• _Given problem_: Look below. Copy each line that has "this" in it.

(Chart and figure data)

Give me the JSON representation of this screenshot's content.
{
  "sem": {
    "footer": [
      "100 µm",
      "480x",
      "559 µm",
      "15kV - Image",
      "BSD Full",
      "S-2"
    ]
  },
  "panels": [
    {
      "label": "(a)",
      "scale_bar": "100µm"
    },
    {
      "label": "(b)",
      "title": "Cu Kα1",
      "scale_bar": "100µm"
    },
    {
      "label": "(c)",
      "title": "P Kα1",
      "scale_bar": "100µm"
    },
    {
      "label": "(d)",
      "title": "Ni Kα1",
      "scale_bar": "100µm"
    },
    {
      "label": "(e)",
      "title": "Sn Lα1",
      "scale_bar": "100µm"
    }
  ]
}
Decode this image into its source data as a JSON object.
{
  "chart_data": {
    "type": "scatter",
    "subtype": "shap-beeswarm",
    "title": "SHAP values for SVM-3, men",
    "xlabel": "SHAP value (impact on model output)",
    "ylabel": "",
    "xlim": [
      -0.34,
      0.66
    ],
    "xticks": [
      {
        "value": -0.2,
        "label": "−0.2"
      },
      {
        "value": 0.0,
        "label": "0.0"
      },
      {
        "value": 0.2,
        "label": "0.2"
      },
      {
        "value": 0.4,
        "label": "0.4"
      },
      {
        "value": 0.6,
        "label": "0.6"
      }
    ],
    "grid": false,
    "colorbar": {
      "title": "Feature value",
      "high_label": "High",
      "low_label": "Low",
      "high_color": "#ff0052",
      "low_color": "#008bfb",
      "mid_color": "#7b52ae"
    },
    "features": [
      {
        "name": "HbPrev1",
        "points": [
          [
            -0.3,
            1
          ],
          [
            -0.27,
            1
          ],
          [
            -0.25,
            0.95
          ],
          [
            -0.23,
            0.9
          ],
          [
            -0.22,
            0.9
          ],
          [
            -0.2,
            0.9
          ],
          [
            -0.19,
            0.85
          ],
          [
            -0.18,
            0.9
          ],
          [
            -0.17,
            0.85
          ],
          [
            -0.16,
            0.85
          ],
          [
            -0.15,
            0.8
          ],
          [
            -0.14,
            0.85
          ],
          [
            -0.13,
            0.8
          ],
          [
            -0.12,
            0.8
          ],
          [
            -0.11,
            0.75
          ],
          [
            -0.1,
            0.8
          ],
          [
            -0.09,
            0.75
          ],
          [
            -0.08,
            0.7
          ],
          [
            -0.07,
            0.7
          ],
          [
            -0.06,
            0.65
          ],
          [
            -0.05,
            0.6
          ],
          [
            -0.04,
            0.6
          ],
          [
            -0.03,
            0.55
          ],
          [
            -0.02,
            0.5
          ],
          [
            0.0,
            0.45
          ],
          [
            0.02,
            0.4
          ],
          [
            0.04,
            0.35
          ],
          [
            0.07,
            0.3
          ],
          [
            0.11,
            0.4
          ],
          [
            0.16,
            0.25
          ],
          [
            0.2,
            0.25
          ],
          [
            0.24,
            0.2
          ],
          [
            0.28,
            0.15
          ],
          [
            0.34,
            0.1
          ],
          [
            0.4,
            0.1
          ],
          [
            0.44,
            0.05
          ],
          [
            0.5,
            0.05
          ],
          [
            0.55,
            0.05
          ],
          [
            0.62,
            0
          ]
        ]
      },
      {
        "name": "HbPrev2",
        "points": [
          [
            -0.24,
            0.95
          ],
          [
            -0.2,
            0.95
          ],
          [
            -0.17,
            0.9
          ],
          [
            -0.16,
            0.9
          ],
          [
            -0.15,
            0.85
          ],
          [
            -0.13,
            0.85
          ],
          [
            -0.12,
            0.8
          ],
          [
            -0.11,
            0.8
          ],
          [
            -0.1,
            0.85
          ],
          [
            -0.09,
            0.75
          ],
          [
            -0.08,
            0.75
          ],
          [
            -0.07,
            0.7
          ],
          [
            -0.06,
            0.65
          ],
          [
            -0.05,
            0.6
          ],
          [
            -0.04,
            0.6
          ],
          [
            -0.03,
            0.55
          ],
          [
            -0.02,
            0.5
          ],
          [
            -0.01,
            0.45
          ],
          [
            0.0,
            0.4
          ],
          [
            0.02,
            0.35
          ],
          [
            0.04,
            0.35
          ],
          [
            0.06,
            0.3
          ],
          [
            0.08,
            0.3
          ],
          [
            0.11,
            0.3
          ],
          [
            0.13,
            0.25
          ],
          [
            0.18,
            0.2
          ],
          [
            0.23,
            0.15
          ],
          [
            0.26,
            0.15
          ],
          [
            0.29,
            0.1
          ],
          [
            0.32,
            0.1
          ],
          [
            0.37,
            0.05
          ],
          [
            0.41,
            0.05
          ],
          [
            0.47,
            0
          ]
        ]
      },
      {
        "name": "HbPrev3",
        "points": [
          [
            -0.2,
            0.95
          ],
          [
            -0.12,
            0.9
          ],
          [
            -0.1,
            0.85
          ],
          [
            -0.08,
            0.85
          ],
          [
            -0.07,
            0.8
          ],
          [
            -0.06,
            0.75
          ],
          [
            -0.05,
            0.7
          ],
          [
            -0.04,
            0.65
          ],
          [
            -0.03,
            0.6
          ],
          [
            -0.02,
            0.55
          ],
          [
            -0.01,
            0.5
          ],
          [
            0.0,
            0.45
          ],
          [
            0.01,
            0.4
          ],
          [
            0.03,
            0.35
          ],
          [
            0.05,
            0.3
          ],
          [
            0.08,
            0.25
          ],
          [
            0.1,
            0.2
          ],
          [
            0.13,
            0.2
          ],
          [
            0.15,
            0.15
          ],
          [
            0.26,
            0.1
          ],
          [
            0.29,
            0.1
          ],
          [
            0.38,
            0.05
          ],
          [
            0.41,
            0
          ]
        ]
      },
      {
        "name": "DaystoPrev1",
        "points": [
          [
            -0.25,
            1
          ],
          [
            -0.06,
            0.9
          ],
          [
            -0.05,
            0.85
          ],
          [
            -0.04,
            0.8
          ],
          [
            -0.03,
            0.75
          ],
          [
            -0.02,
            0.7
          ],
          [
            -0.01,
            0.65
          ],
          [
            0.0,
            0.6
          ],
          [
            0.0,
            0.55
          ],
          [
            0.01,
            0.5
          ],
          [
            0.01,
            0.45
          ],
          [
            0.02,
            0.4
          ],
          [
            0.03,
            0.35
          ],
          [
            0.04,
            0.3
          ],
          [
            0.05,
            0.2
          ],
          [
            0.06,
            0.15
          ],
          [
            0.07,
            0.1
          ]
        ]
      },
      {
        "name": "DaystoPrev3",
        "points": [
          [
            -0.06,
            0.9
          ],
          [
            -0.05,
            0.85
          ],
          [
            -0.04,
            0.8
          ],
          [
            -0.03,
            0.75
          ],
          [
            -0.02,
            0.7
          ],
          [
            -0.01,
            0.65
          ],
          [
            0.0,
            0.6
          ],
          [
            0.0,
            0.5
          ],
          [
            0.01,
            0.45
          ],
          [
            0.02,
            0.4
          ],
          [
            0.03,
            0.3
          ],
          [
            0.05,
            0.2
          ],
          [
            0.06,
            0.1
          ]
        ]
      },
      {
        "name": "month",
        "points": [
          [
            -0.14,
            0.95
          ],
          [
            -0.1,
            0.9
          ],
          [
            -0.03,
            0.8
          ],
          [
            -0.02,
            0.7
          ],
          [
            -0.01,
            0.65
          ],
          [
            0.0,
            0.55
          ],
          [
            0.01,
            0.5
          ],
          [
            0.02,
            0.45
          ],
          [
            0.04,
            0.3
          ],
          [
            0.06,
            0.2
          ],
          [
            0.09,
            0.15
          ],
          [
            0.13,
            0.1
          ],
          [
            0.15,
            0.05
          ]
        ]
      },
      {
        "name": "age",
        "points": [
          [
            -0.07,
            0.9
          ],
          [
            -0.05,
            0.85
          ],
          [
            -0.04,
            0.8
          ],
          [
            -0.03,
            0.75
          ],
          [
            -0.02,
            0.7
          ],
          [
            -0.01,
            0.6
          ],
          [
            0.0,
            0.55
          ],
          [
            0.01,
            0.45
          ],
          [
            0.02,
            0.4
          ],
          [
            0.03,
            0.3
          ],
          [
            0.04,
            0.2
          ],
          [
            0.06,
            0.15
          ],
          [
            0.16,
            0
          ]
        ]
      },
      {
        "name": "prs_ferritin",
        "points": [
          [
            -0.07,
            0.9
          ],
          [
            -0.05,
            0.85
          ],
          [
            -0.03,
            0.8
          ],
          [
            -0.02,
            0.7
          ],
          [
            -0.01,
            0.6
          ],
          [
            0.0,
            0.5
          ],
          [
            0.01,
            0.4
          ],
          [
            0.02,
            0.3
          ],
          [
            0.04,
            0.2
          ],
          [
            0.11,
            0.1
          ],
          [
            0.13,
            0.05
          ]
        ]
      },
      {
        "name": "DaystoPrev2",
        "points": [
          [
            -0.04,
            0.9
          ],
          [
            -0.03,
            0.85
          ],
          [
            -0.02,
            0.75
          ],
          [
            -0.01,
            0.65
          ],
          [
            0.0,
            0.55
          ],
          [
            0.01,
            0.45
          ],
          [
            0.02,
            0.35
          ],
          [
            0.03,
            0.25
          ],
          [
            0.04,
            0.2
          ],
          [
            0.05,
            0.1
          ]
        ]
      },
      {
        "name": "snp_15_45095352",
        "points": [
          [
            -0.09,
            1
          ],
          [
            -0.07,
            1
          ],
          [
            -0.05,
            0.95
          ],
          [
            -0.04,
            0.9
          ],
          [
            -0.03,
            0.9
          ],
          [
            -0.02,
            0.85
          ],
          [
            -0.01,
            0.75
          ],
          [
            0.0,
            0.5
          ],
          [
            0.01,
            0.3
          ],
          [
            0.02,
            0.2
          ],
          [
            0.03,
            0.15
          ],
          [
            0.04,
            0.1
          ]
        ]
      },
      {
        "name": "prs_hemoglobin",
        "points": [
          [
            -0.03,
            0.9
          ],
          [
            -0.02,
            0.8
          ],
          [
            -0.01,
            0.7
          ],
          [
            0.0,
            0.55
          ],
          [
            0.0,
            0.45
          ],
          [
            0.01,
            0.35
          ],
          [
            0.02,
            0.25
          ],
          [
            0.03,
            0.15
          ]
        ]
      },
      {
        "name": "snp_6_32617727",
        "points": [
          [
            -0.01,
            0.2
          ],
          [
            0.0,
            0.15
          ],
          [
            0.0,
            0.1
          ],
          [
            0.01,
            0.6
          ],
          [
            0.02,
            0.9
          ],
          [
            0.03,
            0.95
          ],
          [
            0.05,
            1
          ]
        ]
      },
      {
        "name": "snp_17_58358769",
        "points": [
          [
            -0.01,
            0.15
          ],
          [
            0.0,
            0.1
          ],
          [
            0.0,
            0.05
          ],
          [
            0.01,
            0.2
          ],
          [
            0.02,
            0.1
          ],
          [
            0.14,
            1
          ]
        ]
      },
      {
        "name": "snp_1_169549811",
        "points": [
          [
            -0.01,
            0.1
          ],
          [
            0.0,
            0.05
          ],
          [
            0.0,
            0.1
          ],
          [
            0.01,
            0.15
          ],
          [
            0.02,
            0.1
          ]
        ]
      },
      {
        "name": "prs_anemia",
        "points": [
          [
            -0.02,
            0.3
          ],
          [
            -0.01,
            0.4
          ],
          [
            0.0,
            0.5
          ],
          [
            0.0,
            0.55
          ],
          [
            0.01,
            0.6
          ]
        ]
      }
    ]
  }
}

• _Response_:
Give me the JSON representation of this screenshot's content.
Decode this image into its source data as a JSON object.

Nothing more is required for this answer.